** Begin **

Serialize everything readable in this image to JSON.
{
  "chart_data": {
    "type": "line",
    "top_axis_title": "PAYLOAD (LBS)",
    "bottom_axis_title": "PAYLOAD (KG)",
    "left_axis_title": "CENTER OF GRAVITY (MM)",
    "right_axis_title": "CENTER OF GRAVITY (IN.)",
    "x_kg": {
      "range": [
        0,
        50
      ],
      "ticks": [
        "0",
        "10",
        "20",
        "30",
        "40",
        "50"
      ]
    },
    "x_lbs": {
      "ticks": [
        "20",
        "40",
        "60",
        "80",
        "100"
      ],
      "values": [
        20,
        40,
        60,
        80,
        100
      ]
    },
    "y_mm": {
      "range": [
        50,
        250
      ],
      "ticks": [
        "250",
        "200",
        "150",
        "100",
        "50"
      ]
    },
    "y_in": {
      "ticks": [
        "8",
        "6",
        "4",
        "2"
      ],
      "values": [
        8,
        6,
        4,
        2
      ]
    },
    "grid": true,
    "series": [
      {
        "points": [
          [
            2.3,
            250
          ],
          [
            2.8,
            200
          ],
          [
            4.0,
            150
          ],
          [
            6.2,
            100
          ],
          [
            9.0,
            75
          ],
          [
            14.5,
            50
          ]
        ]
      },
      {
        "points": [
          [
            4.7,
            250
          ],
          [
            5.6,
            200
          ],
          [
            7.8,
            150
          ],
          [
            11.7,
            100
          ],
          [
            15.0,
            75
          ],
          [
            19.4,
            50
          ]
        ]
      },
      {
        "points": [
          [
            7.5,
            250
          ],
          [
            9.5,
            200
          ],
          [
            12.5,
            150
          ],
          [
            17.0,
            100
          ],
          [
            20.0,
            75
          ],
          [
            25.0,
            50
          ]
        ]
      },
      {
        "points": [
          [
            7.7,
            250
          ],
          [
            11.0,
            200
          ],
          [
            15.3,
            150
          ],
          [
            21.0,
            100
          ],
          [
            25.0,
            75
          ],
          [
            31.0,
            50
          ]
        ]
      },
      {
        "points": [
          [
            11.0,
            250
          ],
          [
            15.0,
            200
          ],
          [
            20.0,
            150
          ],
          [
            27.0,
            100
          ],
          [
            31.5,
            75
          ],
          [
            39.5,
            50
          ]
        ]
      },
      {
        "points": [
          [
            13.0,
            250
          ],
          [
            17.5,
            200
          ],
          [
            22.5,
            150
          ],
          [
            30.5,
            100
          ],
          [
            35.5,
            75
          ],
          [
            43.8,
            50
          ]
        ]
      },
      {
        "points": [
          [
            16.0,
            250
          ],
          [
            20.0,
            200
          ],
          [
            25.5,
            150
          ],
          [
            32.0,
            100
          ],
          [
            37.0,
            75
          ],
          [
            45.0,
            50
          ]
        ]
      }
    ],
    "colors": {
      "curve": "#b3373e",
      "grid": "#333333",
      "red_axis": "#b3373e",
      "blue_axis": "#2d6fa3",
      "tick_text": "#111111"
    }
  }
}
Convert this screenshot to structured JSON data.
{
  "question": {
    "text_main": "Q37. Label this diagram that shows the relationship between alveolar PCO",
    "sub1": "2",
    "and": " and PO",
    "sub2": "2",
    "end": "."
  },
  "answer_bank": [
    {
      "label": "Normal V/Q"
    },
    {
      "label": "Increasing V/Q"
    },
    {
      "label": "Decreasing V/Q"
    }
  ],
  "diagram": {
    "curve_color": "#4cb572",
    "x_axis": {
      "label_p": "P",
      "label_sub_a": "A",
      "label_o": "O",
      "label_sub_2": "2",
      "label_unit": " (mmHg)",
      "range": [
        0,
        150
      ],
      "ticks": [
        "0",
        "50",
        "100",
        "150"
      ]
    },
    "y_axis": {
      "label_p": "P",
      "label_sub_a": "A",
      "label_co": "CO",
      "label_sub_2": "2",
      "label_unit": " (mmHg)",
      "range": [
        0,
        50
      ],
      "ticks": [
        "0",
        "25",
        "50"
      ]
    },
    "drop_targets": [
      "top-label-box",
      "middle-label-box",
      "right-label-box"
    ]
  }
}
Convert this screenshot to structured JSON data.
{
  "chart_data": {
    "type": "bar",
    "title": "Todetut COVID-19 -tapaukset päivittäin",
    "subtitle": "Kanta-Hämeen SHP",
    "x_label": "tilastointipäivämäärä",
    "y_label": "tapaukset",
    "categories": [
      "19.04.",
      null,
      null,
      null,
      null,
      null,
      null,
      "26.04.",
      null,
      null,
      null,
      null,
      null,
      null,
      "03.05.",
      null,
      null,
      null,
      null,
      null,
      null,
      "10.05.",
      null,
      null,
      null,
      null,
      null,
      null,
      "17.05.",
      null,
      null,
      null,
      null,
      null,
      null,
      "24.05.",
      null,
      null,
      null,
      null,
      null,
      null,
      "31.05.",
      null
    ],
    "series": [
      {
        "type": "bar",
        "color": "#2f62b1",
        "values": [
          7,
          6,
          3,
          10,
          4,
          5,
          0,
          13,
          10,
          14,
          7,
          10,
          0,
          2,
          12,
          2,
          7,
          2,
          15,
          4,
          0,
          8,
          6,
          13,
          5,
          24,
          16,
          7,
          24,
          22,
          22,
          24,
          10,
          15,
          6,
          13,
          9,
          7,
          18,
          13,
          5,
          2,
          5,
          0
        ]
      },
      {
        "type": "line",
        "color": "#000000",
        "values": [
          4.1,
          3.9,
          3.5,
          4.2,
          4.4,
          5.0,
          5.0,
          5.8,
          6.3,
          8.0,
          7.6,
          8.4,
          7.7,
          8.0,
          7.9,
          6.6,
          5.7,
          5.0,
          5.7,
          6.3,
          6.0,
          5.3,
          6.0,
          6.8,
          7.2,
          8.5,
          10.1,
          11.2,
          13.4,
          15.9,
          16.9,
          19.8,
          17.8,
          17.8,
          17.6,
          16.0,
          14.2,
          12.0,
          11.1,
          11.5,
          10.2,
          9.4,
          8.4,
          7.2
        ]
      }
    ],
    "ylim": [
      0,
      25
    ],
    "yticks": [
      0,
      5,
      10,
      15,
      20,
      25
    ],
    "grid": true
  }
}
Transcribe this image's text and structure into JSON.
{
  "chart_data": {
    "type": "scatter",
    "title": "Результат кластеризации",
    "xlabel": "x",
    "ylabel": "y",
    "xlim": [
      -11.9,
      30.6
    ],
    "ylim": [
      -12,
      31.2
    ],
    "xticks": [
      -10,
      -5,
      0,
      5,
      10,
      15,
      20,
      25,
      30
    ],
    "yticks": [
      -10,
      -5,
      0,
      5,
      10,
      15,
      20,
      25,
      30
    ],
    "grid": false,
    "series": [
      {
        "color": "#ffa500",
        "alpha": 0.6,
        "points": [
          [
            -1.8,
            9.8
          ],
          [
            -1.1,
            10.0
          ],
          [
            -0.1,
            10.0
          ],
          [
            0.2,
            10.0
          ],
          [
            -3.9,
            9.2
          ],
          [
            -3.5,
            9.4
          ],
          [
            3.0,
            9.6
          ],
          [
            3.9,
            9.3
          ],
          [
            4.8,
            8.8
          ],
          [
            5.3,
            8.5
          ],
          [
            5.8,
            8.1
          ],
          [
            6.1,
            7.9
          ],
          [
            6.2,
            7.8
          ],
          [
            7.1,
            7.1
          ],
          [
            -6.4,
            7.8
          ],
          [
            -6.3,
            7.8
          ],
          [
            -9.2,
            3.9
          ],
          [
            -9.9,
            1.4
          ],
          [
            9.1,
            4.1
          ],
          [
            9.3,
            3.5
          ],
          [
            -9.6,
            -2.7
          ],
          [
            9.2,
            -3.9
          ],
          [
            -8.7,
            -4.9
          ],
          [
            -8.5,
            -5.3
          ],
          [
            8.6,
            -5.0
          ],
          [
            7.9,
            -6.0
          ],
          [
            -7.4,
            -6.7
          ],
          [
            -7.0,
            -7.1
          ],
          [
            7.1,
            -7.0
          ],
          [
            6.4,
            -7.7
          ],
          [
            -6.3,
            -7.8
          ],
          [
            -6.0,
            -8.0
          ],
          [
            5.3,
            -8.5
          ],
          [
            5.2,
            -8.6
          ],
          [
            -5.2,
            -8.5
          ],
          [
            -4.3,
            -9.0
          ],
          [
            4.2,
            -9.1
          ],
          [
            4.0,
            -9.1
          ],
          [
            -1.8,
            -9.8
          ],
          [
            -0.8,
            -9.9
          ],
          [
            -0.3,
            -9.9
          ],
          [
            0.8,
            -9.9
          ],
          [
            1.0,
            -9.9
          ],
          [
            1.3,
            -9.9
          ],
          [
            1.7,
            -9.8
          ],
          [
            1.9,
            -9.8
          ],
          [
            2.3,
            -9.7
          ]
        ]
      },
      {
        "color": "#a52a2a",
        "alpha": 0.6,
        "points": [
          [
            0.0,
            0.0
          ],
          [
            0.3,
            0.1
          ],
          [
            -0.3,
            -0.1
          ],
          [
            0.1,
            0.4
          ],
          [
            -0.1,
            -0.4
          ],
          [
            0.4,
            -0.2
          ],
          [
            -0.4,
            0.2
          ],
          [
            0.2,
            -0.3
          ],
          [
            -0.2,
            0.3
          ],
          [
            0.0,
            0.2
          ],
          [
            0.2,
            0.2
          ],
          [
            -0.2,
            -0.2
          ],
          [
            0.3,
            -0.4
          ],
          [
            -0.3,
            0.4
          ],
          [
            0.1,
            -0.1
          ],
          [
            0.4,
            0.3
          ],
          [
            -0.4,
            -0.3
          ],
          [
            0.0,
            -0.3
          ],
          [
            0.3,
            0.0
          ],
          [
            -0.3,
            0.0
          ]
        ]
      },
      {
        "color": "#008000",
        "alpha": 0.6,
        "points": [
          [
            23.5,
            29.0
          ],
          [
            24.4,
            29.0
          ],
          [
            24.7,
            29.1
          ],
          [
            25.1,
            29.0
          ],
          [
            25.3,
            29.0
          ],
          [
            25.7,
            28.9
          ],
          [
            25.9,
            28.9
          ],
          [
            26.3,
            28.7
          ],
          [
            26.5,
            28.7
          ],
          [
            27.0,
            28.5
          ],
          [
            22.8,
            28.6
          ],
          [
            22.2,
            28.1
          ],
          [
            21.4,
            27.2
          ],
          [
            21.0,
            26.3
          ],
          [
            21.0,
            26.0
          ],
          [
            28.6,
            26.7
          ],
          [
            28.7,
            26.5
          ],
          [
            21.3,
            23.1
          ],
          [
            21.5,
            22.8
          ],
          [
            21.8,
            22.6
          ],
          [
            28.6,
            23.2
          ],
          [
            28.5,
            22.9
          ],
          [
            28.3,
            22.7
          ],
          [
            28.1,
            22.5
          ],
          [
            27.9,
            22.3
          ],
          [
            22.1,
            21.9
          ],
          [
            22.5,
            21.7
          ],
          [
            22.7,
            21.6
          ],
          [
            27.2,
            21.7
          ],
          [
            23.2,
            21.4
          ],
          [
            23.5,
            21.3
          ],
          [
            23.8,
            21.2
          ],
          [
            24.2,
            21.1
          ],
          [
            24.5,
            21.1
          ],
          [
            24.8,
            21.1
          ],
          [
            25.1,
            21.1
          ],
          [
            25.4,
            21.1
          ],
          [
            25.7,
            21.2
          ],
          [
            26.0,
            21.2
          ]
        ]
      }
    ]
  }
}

** End **

Look for lines containing the string "JSON" and copy them all.

Serialize everything readable in this image to JSON.
Convert this screenshot to structured JSON data.
Convert this screenshot to structured JSON data.
Transcribe this image's text and structure into JSON.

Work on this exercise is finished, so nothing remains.